§ **Prompt**:
Render the following material again verbatim, leaving nothing out.

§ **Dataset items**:
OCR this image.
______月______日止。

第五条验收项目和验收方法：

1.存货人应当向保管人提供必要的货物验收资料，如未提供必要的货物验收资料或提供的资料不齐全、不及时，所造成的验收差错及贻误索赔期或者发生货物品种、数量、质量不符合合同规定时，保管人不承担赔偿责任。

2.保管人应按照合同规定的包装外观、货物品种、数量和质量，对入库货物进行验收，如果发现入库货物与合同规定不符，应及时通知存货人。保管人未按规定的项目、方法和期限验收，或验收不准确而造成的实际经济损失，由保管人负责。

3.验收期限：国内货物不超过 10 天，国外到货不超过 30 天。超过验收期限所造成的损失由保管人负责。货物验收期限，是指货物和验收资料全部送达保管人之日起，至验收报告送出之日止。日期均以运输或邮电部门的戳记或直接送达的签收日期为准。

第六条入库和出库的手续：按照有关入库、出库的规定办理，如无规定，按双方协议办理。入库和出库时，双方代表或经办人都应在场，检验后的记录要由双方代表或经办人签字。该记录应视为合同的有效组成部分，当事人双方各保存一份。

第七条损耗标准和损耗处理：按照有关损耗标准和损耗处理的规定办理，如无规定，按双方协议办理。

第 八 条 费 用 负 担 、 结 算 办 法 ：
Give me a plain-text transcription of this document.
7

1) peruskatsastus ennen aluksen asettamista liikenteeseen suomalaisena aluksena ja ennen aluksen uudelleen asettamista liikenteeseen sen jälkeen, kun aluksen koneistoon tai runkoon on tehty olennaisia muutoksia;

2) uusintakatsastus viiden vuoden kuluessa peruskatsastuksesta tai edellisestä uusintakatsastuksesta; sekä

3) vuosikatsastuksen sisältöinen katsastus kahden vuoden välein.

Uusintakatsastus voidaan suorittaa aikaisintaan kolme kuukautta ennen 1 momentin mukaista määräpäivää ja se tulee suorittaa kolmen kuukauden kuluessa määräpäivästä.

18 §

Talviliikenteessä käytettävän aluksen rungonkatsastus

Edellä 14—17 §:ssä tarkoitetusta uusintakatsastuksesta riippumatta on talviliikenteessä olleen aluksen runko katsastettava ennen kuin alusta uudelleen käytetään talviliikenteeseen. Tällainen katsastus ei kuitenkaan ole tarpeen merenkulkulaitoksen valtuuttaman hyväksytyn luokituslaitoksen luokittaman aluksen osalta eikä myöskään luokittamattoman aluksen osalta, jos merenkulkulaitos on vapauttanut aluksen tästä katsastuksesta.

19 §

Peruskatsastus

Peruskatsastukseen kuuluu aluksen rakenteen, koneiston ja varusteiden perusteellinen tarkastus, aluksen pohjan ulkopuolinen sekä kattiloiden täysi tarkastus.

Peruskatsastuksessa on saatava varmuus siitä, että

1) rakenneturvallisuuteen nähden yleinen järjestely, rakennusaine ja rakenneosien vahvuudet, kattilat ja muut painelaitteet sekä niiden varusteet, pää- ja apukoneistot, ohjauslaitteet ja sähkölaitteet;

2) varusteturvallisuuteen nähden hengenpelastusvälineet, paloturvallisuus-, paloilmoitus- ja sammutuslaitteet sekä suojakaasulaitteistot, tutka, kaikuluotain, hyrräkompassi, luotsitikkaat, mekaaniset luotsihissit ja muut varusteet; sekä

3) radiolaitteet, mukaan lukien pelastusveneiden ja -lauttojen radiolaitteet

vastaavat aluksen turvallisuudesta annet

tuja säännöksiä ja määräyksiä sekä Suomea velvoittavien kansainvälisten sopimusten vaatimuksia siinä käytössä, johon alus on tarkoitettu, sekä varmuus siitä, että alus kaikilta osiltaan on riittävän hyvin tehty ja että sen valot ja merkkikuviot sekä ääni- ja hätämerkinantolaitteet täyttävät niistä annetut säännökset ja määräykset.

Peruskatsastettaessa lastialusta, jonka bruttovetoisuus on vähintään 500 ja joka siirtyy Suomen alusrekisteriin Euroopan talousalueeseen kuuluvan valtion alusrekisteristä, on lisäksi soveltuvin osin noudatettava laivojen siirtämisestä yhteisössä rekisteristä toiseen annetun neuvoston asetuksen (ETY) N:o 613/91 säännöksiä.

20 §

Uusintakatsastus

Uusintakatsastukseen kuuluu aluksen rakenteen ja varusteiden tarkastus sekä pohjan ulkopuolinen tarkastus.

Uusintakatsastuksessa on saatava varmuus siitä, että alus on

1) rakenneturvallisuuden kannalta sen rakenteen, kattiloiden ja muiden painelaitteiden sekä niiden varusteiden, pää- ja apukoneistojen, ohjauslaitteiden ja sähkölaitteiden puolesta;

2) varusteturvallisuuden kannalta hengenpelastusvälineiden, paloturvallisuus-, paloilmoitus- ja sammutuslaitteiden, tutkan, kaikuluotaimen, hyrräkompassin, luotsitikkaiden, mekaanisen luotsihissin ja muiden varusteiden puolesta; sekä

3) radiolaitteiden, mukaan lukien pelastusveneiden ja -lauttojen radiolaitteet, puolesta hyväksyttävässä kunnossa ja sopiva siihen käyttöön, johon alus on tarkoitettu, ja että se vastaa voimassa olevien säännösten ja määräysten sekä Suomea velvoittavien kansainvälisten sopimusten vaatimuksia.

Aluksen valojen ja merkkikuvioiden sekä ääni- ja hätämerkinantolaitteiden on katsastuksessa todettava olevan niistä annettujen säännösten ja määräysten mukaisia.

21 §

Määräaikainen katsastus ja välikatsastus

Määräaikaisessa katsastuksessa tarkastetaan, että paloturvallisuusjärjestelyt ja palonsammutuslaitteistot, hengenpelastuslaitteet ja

§ **Reply**:
OCR this image.
______月______日止。

第五条验收项目和验收方法：

1.存货人应当向保管人提供必要的货物验收资料，如未提供必要的货物验收资料或提供的资料不齐全、不及时，所造成的验收差错及贻误索赔期或者发生货物品种、数量、质量不符合合同规定时，保管人不承担赔偿责任。

2.保管人应按照合同规定的包装外观、货物品种、数量和质量，对入库货物进行验收，如果发现入库货物与合同规定不符，应及时通知存货人。保管人未按规定的项目、方法和期限验收，或验收不准确而造成的实际经济损失，由保管人负责。

3.验收期限：国内货物不超过 10 天，国外到货不超过 30 天。超过验收期限所造成的损失由保管人负责。货物验收期限，是指货物和验收资料全部送达保管人之日起，至验收报告送出之日止。日期均以运输或邮电部门的戳记或直接送达的签收日期为准。

第六条入库和出库的手续：按照有关入库、出库的规定办理，如无规定，按双方协议办理。入库和出库时，双方代表或经办人都应在场，检验后的记录要由双方代表或经办人签字。该记录应视为合同的有效组成部分，当事人双方各保存一份。

第七条损耗标准和损耗处理：按照有关损耗标准和损耗处理的规定办理，如无规定，按双方协议办理。

第 八 条 费 用 负 担 、 结 算 办 法 ：
Give me a plain-text transcription of this document.
7

1) peruskatsastus ennen aluksen asettamista liikenteeseen suomalaisena aluksena ja ennen aluksen uudelleen asettamista liikenteeseen sen jälkeen, kun aluksen koneistoon tai runkoon on tehty olennaisia muutoksia;

2) uusintakatsastus viiden vuoden kuluessa peruskatsastuksesta tai edellisestä uusintakatsastuksesta; sekä

3) vuosikatsastuksen sisältöinen katsastus kahden vuoden välein.

Uusintakatsastus voidaan suorittaa aikaisintaan kolme kuukautta ennen 1 momentin mukaista määräpäivää ja se tulee suorittaa kolmen kuukauden kuluessa määräpäivästä.

18 §

Talviliikenteessä käytettävän aluksen rungonkatsastus

Edellä 14—17 §:ssä tarkoitetusta uusintakatsastuksesta riippumatta on talviliikenteessä olleen aluksen runko katsastettava ennen kuin alusta uudelleen käytetään talviliikenteeseen. Tällainen katsastus ei kuitenkaan ole tarpeen merenkulkulaitoksen valtuuttaman hyväksytyn luokituslaitoksen luokittaman aluksen osalta eikä myöskään luokittamattoman aluksen osalta, jos merenkulkulaitos on vapauttanut aluksen tästä katsastuksesta.

19 §

Peruskatsastus

Peruskatsastukseen kuuluu aluksen rakenteen, koneiston ja varusteiden perusteellinen tarkastus, aluksen pohjan ulkopuolinen sekä kattiloiden täysi tarkastus.

Peruskatsastuksessa on saatava varmuus siitä, että

1) rakenneturvallisuuteen nähden yleinen järjestely, rakennusaine ja rakenneosien vahvuudet, kattilat ja muut painelaitteet sekä niiden varusteet, pää- ja apukoneistot, ohjauslaitteet ja sähkölaitteet;

2) varusteturvallisuuteen nähden hengenpelastusvälineet, paloturvallisuus-, paloilmoitus- ja sammutuslaitteet sekä suojakaasulaitteistot, tutka, kaikuluotain, hyrräkompassi, luotsitikkaat, mekaaniset luotsihissit ja muut varusteet; sekä

3) radiolaitteet, mukaan lukien pelastusveneiden ja -lauttojen radiolaitteet

vastaavat aluksen turvallisuudesta annet

tuja säännöksiä ja määräyksiä sekä Suomea velvoittavien kansainvälisten sopimusten vaatimuksia siinä käytössä, johon alus on tarkoitettu, sekä varmuus siitä, että alus kaikilta osiltaan on riittävän hyvin tehty ja että sen valot ja merkkikuviot sekä ääni- ja hätämerkinantolaitteet täyttävät niistä annetut säännökset ja määräykset.

Peruskatsastettaessa lastialusta, jonka bruttovetoisuus on vähintään 500 ja joka siirtyy Suomen alusrekisteriin Euroopan talousalueeseen kuuluvan valtion alusrekisteristä, on lisäksi soveltuvin osin noudatettava laivojen siirtämisestä yhteisössä rekisteristä toiseen annetun neuvoston asetuksen (ETY) N:o 613/91 säännöksiä.

20 §

Uusintakatsastus

Uusintakatsastukseen kuuluu aluksen rakenteen ja varusteiden tarkastus sekä pohjan ulkopuolinen tarkastus.

Uusintakatsastuksessa on saatava varmuus siitä, että alus on

1) rakenneturvallisuuden kannalta sen rakenteen, kattiloiden ja muiden painelaitteiden sekä niiden varusteiden, pää- ja apukoneistojen, ohjauslaitteiden ja sähkölaitteiden puolesta;

2) varusteturvallisuuden kannalta hengenpelastusvälineiden, paloturvallisuus-, paloilmoitus- ja sammutuslaitteiden, tutkan, kaikuluotaimen, hyrräkompassin, luotsitikkaiden, mekaanisen luotsihissin ja muiden varusteiden puolesta; sekä

3) radiolaitteiden, mukaan lukien pelastusveneiden ja -lauttojen radiolaitteet, puolesta hyväksyttävässä kunnossa ja sopiva siihen käyttöön, johon alus on tarkoitettu, ja että se vastaa voimassa olevien säännösten ja määräysten sekä Suomea velvoittavien kansainvälisten sopimusten vaatimuksia.

Aluksen valojen ja merkkikuvioiden sekä ääni- ja hätämerkinantolaitteiden on katsastuksessa todettava olevan niistä annettujen säännösten ja määräysten mukaisia.

21 §

Määräaikainen katsastus ja välikatsastus

Määräaikaisessa katsastuksessa tarkastetaan, että paloturvallisuusjärjestelyt ja palonsammutuslaitteistot, hengenpelastuslaitteet ja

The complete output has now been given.